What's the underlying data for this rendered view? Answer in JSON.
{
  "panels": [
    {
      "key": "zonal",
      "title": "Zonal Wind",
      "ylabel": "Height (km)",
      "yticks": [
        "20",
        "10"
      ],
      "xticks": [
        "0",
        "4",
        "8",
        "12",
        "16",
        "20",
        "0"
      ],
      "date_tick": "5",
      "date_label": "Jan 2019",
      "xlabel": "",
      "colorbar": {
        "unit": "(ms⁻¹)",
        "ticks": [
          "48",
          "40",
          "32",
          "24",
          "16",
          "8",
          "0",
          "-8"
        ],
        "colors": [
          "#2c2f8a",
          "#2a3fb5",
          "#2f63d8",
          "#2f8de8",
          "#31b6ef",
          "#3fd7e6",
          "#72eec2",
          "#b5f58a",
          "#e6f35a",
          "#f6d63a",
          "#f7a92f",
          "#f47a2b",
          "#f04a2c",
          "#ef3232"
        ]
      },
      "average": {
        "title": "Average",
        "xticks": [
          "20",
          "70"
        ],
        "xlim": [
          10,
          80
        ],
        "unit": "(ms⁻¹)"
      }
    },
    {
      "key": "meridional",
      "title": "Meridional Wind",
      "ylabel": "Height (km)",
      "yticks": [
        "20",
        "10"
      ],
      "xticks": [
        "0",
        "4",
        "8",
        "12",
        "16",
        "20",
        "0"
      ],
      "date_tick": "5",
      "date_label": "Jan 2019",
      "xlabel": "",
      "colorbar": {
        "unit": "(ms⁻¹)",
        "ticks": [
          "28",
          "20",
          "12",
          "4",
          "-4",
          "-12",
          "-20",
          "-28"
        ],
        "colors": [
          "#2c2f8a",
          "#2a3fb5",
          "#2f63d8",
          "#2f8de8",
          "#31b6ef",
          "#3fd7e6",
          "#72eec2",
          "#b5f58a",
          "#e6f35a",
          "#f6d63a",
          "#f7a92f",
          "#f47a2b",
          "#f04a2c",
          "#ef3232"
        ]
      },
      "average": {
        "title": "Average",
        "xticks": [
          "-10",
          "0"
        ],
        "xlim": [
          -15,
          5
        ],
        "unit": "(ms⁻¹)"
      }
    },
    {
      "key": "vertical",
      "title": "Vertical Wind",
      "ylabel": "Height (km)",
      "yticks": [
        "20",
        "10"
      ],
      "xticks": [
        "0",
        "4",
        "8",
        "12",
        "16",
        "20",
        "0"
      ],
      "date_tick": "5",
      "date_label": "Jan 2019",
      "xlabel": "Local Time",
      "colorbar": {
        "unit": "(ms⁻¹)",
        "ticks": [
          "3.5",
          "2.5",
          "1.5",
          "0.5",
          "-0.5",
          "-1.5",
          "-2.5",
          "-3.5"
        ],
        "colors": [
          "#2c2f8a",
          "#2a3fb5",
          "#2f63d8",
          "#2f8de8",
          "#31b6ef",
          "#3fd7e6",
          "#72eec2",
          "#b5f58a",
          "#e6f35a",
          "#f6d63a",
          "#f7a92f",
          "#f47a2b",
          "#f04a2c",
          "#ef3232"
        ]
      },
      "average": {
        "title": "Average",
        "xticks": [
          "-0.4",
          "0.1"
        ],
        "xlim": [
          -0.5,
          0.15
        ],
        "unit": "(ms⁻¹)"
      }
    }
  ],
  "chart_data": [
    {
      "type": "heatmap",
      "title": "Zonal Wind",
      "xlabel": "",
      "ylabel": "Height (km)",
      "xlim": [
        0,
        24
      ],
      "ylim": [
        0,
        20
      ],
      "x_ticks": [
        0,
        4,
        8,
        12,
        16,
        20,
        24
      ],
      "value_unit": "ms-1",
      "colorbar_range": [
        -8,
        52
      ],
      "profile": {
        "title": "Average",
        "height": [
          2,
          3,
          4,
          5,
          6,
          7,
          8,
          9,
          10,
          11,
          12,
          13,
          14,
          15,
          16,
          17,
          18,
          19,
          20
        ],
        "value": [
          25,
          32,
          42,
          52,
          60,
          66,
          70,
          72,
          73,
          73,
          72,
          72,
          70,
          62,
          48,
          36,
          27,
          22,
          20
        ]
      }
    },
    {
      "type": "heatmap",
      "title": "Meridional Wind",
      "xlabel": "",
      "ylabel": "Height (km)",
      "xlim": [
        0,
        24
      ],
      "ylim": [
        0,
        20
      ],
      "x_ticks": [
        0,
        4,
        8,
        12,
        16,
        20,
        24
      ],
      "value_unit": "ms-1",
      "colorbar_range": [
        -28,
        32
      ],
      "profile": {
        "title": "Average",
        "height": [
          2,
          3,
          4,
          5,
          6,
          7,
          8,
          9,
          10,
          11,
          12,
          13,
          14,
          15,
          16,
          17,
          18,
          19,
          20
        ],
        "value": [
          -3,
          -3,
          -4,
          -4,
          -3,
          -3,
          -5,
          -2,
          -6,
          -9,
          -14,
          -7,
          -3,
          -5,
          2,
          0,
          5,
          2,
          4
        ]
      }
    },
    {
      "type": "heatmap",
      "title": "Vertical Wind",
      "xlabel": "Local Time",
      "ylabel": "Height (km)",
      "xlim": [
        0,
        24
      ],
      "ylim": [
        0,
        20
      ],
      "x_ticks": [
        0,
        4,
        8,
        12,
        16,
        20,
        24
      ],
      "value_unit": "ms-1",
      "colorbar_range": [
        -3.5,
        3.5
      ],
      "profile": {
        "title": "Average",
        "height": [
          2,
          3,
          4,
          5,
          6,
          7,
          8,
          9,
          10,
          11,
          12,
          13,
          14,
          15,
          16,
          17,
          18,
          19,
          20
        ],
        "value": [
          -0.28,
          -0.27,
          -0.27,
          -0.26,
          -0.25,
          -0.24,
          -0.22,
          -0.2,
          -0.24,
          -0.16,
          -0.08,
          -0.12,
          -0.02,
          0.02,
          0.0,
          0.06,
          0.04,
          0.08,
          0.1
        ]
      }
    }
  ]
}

□ □ □ □

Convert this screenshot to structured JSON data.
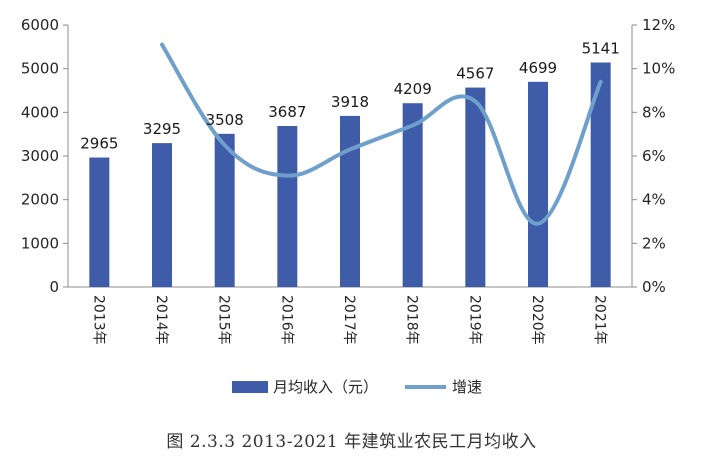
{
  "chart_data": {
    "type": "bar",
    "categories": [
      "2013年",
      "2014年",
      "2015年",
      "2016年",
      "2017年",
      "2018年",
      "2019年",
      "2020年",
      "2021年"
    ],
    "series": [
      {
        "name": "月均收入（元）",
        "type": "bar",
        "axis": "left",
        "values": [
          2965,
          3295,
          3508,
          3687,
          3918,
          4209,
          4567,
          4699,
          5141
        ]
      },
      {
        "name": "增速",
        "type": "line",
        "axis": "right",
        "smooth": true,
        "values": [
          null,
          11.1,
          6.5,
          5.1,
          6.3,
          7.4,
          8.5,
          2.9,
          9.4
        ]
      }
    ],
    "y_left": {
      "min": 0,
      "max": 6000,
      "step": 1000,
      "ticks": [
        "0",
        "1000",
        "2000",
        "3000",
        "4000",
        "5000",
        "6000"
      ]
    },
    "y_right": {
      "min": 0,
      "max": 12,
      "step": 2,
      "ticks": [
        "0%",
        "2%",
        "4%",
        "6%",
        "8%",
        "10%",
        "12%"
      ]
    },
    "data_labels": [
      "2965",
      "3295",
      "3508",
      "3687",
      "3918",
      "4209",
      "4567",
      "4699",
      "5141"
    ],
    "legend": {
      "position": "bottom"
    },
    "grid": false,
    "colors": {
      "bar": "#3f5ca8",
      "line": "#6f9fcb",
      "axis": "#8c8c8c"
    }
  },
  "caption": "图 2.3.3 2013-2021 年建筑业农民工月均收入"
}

□ □ □ □

Show every line that contains the word "this".

What's the underlying data for this rendered view? Answer in JSON.
Convert this screenshot to structured JSON data.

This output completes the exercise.